[Records from a data source]
● ● ● ● ● ● ●

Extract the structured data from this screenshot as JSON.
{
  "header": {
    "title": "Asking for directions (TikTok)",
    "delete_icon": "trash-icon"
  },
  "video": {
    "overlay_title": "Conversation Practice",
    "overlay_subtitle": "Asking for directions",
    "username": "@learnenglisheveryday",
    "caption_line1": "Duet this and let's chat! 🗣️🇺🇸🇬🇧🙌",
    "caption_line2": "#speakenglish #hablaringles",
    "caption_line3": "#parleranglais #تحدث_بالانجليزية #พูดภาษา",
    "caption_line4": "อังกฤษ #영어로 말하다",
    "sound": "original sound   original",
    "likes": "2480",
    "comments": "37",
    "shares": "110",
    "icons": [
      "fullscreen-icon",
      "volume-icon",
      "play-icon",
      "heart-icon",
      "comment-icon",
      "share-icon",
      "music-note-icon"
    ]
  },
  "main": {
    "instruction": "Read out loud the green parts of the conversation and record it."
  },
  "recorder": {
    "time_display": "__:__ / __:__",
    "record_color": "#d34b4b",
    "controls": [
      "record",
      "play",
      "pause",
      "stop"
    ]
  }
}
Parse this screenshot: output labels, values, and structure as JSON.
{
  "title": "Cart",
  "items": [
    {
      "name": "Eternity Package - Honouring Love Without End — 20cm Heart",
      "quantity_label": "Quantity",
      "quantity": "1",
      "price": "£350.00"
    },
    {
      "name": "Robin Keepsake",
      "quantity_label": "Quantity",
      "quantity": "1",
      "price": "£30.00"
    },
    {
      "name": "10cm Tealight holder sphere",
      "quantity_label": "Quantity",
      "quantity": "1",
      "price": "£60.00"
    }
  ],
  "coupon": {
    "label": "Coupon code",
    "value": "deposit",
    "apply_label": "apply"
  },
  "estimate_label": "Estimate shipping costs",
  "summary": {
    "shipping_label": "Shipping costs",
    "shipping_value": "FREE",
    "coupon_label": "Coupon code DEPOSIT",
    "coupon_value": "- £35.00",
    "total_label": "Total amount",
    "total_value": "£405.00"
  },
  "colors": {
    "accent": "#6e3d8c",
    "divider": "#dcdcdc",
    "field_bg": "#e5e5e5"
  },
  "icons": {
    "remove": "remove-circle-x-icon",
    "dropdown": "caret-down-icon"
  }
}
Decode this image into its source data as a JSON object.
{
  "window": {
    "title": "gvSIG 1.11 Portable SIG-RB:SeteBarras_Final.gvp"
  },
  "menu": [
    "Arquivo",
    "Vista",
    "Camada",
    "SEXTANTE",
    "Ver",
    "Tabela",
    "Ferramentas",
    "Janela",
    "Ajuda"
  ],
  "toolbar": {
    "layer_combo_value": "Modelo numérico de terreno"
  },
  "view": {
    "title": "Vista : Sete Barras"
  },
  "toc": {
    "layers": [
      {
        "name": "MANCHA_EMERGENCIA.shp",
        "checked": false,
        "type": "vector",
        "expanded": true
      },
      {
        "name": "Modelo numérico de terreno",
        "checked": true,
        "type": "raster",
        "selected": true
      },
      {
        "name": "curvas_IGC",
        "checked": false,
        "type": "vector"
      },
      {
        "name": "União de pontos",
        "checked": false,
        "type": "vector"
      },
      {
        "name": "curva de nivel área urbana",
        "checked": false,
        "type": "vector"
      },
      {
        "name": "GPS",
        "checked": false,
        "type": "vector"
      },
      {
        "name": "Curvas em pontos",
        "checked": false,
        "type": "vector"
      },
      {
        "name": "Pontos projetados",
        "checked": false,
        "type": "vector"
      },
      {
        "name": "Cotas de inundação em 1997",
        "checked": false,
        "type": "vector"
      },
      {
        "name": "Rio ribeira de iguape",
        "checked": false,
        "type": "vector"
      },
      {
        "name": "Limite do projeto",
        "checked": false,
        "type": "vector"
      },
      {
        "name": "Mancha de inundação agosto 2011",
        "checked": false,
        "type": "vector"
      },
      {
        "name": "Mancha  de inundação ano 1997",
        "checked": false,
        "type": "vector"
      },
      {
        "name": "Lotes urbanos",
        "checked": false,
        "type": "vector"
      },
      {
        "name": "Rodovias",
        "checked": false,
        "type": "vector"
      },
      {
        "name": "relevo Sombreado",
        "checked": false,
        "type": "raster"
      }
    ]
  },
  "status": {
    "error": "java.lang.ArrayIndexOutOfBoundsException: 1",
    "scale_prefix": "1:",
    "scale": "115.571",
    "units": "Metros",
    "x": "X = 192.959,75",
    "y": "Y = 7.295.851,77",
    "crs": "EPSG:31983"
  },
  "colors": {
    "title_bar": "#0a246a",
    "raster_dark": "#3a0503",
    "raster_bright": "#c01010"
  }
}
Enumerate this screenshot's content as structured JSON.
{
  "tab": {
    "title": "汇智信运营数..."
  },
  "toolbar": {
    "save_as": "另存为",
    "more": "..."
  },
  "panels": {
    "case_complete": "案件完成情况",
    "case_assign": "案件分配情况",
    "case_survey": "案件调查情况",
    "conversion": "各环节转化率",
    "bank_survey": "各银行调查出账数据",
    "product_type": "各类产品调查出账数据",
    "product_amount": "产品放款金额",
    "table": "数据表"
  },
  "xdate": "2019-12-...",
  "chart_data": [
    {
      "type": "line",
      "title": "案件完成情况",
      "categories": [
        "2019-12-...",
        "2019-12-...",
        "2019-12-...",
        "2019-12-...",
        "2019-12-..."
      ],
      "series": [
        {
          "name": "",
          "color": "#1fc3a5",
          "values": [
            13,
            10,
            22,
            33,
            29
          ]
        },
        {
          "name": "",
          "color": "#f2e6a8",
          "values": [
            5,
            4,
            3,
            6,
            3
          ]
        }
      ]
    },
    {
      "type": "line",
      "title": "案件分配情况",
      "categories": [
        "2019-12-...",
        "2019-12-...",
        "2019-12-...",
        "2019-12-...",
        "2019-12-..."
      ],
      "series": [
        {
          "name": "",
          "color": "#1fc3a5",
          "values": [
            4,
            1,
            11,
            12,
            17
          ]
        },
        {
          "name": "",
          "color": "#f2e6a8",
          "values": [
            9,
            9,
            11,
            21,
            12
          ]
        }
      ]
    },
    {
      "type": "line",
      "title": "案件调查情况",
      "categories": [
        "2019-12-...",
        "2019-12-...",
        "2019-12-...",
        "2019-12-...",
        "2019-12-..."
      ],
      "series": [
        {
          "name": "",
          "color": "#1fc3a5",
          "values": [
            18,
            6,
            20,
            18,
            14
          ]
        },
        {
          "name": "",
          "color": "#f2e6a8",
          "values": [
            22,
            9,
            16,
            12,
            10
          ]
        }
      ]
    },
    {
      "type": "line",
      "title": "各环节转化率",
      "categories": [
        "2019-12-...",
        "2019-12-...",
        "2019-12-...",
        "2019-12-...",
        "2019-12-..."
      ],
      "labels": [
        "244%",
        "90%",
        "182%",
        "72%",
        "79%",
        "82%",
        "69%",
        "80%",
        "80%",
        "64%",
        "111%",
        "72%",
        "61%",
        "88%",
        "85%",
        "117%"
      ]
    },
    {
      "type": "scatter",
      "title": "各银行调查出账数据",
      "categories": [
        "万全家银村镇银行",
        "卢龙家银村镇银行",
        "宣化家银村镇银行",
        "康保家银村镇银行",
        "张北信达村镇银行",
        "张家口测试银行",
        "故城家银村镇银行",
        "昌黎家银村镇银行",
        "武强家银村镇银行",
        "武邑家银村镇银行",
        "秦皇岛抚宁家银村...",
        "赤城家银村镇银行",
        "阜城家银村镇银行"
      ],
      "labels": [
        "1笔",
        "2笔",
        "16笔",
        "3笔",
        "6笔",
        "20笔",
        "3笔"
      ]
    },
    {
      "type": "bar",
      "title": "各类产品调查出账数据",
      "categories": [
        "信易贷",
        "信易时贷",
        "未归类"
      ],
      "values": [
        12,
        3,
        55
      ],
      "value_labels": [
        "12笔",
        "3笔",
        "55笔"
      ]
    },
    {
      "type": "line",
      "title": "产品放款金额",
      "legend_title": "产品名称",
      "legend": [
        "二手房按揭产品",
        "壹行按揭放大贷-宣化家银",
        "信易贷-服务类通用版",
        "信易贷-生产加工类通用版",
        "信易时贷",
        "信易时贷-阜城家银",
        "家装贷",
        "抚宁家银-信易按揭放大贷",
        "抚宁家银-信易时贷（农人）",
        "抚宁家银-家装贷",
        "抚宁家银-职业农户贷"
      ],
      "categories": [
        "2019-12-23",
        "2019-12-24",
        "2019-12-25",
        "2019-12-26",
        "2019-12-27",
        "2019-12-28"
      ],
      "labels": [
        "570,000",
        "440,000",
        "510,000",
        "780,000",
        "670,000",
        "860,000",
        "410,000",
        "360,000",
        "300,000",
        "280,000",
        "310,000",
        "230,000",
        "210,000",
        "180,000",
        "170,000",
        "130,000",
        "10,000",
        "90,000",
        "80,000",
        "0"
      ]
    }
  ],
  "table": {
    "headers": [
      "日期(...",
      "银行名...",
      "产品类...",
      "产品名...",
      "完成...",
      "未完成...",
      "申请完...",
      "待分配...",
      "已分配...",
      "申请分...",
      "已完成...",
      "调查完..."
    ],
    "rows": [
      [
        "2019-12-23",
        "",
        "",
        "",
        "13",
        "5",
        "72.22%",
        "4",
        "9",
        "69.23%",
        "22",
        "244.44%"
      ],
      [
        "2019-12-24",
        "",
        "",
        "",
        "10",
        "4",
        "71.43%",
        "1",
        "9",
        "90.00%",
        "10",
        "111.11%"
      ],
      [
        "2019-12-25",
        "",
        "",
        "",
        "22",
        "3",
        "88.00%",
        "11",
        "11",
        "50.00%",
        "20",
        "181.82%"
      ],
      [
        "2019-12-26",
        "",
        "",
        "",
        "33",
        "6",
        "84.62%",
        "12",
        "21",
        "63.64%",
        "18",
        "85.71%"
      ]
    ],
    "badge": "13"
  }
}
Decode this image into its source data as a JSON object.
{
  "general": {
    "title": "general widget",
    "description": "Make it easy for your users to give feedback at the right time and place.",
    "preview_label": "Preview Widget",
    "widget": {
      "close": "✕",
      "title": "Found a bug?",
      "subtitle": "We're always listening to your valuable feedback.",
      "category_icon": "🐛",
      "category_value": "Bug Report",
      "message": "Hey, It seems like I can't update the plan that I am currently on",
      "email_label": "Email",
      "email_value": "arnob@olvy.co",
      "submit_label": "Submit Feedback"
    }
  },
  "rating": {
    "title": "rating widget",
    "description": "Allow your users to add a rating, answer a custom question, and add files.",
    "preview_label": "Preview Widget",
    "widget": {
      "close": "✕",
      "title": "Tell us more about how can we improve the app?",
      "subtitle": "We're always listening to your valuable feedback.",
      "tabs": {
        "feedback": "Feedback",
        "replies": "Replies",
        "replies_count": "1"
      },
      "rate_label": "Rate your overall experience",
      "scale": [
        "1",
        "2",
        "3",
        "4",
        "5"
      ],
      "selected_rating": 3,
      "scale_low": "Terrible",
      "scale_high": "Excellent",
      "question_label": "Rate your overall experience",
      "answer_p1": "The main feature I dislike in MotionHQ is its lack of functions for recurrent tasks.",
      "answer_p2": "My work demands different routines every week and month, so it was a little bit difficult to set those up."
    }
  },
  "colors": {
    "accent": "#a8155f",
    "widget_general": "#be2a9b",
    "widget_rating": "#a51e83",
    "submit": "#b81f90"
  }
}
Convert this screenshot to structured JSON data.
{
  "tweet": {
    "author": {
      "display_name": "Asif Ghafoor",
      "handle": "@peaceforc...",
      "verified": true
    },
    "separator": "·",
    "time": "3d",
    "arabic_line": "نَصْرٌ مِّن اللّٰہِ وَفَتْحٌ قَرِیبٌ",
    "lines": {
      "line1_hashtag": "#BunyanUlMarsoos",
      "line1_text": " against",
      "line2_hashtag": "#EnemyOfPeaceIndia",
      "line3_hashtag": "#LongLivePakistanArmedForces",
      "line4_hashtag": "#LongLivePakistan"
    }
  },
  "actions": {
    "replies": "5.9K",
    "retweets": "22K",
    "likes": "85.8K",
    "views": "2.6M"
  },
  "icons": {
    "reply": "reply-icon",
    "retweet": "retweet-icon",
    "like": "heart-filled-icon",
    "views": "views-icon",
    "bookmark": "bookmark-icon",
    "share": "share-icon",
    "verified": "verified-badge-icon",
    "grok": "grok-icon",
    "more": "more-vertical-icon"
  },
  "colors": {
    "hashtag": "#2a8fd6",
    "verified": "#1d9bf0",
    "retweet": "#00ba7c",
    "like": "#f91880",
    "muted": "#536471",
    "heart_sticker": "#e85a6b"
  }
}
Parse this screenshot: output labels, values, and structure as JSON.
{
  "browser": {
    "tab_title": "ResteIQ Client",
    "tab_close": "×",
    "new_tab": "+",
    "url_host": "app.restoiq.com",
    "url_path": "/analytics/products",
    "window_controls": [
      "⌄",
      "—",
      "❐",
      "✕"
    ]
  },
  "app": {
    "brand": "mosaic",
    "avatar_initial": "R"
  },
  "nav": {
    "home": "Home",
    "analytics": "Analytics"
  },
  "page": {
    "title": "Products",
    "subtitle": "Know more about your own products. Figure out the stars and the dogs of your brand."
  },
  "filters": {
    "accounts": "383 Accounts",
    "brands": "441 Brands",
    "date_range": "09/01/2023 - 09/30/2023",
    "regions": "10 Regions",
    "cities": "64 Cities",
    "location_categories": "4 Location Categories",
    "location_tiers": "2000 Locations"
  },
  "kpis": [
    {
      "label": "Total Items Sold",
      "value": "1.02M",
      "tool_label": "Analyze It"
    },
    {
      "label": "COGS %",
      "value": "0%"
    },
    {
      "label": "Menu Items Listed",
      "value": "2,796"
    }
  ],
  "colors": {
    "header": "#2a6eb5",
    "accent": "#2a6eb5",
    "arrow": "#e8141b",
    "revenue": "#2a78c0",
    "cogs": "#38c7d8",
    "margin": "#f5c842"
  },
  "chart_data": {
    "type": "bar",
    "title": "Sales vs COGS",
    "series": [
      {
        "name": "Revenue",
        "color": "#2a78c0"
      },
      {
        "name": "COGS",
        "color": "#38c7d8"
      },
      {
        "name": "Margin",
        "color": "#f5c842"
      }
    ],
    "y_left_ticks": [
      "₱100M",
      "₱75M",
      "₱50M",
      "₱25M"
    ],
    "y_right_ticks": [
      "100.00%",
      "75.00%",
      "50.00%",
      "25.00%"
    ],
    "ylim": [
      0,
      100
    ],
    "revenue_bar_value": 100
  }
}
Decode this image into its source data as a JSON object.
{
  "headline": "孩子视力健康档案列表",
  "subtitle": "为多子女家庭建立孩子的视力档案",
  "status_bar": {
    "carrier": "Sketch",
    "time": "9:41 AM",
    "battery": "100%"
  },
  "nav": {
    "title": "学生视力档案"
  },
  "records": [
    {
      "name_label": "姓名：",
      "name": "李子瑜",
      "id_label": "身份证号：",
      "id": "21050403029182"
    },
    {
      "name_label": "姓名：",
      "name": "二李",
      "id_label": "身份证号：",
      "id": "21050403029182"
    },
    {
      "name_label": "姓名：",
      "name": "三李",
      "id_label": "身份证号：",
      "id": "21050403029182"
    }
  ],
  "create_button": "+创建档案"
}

● ● ● ● ● ● ●

TASK DIRECTIONS |
Show every line of the listing in which the string "about" can be found.

WRITTEN RESPONSE |
      "title": "Tell us more about how can we improve the app?",
    "subtitle": "Know more about your own products. Figure out the stars and the dogs of your brand."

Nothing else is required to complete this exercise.